**Given entries:**
+--

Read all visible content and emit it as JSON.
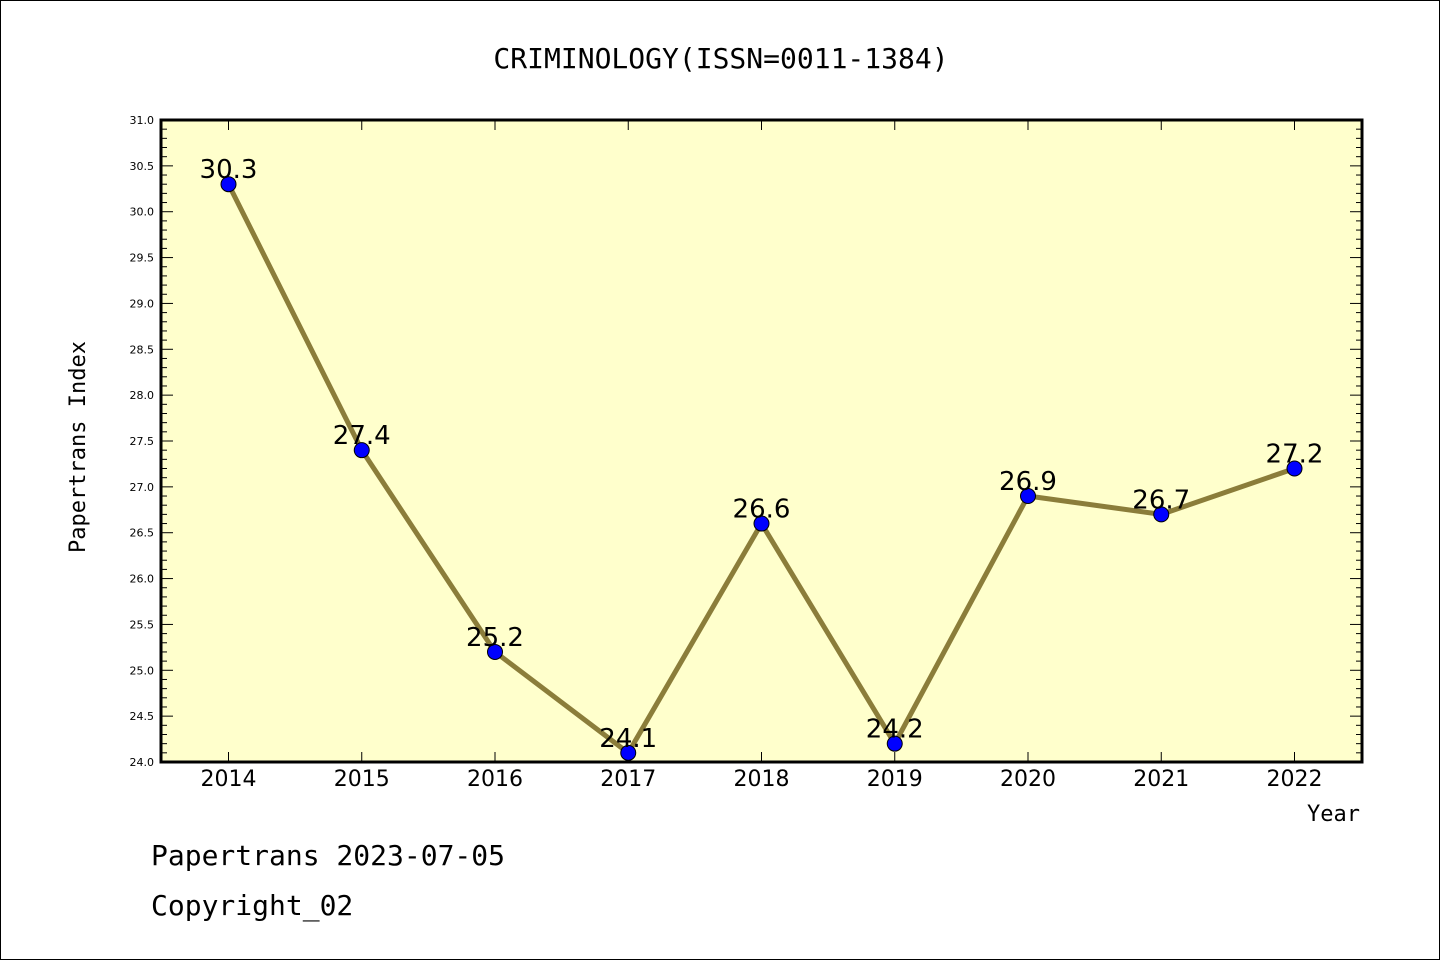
{
  "chart_data": {
    "type": "line",
    "title": "CRIMINOLOGY(ISSN=0011-1384)",
    "xlabel": "Year",
    "ylabel": "Papertrans Index",
    "categories": [
      "2014",
      "2015",
      "2016",
      "2017",
      "2018",
      "2019",
      "2020",
      "2021",
      "2022"
    ],
    "values": [
      30.3,
      27.4,
      25.2,
      24.1,
      26.6,
      24.2,
      26.9,
      26.7,
      27.2
    ],
    "data_labels": [
      "30.3",
      "27.4",
      "25.2",
      "24.1",
      "26.6",
      "24.2",
      "26.9",
      "26.7",
      "27.2"
    ],
    "ylim": [
      24.0,
      31.0
    ],
    "yticks": [
      "24.0",
      "24.5",
      "25.0",
      "25.5",
      "26.0",
      "26.5",
      "27.0",
      "27.5",
      "28.0",
      "28.5",
      "29.0",
      "29.5",
      "30.0",
      "30.5",
      "31.0"
    ],
    "grid": false,
    "colors": {
      "plot_background": "#ffffcc",
      "line": "#8b7d3a",
      "marker": "#0000ff"
    }
  },
  "footer": {
    "line1": "Papertrans 2023-07-05",
    "line2": "Copyright_02"
  }
}
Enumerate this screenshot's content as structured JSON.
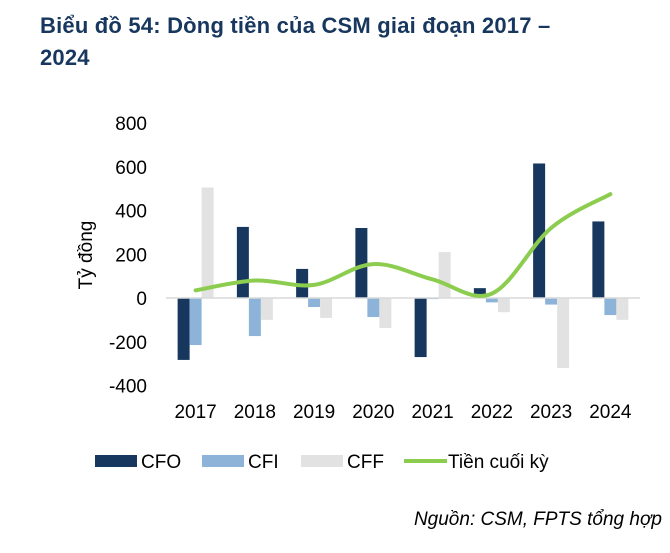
{
  "title_line1": "Biểu đồ 54: Dòng tiền của CSM giai đoạn 2017 –",
  "title_line2": "2024",
  "source": "Nguồn: CSM, FPTS tổng hợp",
  "colors": {
    "CFO": "#17375e",
    "CFI": "#8db3d9",
    "CFF": "#e2e2e2",
    "line": "#8ccd4f",
    "axis": "#d9d9d9",
    "title": "#17375e"
  },
  "chart_data": {
    "type": "bar",
    "title": "Biểu đồ 54: Dòng tiền của CSM giai đoạn 2017 – 2024",
    "xlabel": "",
    "ylabel": "Tỷ đồng",
    "ylim": [
      -400,
      800
    ],
    "yticks": [
      800,
      600,
      400,
      200,
      0,
      -200,
      -400
    ],
    "ytick_labels": [
      "800",
      "600",
      "400",
      "200",
      "0",
      "-200",
      "-400"
    ],
    "grid": false,
    "legend_position": "bottom",
    "categories": [
      "2017",
      "2018",
      "2019",
      "2020",
      "2021",
      "2022",
      "2023",
      "2024"
    ],
    "series": [
      {
        "name": "CFO",
        "type": "bar",
        "values": [
          -283,
          325,
          133,
          320,
          -270,
          45,
          615,
          350
        ]
      },
      {
        "name": "CFI",
        "type": "bar",
        "values": [
          -215,
          -174,
          -41,
          -87,
          -5,
          -20,
          -30,
          -78
        ]
      },
      {
        "name": "CFF",
        "type": "bar",
        "values": [
          505,
          -100,
          -91,
          -137,
          210,
          -65,
          -320,
          -100
        ]
      },
      {
        "name": "Tiền cuối kỳ",
        "type": "line",
        "values": [
          35,
          80,
          60,
          155,
          85,
          20,
          320,
          475
        ]
      }
    ]
  }
}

+--

**Goal:**
Leave out every picture and copy the rest of the records exactly.

**Completed exercise:**
Read all visible content and emit it as JSON.
{
  "chart_data": {
    "type": "line",
    "title": "CRIMINOLOGY(ISSN=0011-1384)",
    "xlabel": "Year",
    "ylabel": "Papertrans Index",
    "categories": [
      "2014",
      "2015",
      "2016",
      "2017",
      "2018",
      "2019",
      "2020",
      "2021",
      "2022"
    ],
    "values": [
      30.3,
      27.4,
      25.2,
      24.1,
      26.6,
      24.2,
      26.9,
      26.7,
      27.2
    ],
    "data_labels": [
      "30.3",
      "27.4",
      "25.2",
      "24.1",
      "26.6",
      "24.2",
      "26.9",
      "26.7",
      "27.2"
    ],
    "ylim": [
      24.0,
      31.0
    ],
    "yticks": [
      "24.0",
      "24.5",
      "25.0",
      "25.5",
      "26.0",
      "26.5",
      "27.0",
      "27.5",
      "28.0",
      "28.5",
      "29.0",
      "29.5",
      "30.0",
      "30.5",
      "31.0"
    ],
    "grid": false,
    "colors": {
      "plot_background": "#ffffcc",
      "line": "#8b7d3a",
      "marker": "#0000ff"
    }
  },
  "footer": {
    "line1": "Papertrans 2023-07-05",
    "line2": "Copyright_02"
  }
}
Enumerate this screenshot's content as structured JSON.
{
  "title_line1": "Biểu đồ 54: Dòng tiền của CSM giai đoạn 2017 –",
  "title_line2": "2024",
  "source": "Nguồn: CSM, FPTS tổng hợp",
  "colors": {
    "CFO": "#17375e",
    "CFI": "#8db3d9",
    "CFF": "#e2e2e2",
    "line": "#8ccd4f",
    "axis": "#d9d9d9",
    "title": "#17375e"
  },
  "chart_data": {
    "type": "bar",
    "title": "Biểu đồ 54: Dòng tiền của CSM giai đoạn 2017 – 2024",
    "xlabel": "",
    "ylabel": "Tỷ đồng",
    "ylim": [
      -400,
      800
    ],
    "yticks": [
      800,
      600,
      400,
      200,
      0,
      -200,
      -400
    ],
    "ytick_labels": [
      "800",
      "600",
      "400",
      "200",
      "0",
      "-200",
      "-400"
    ],
    "grid": false,
    "legend_position": "bottom",
    "categories": [
      "2017",
      "2018",
      "2019",
      "2020",
      "2021",
      "2022",
      "2023",
      "2024"
    ],
    "series": [
      {
        "name": "CFO",
        "type": "bar",
        "values": [
          -283,
          325,
          133,
          320,
          -270,
          45,
          615,
          350
        ]
      },
      {
        "name": "CFI",
        "type": "bar",
        "values": [
          -215,
          -174,
          -41,
          -87,
          -5,
          -20,
          -30,
          -78
        ]
      },
      {
        "name": "CFF",
        "type": "bar",
        "values": [
          505,
          -100,
          -91,
          -137,
          210,
          -65,
          -320,
          -100
        ]
      },
      {
        "name": "Tiền cuối kỳ",
        "type": "line",
        "values": [
          35,
          80,
          60,
          155,
          85,
          20,
          320,
          475
        ]
      }
    ]
  }
}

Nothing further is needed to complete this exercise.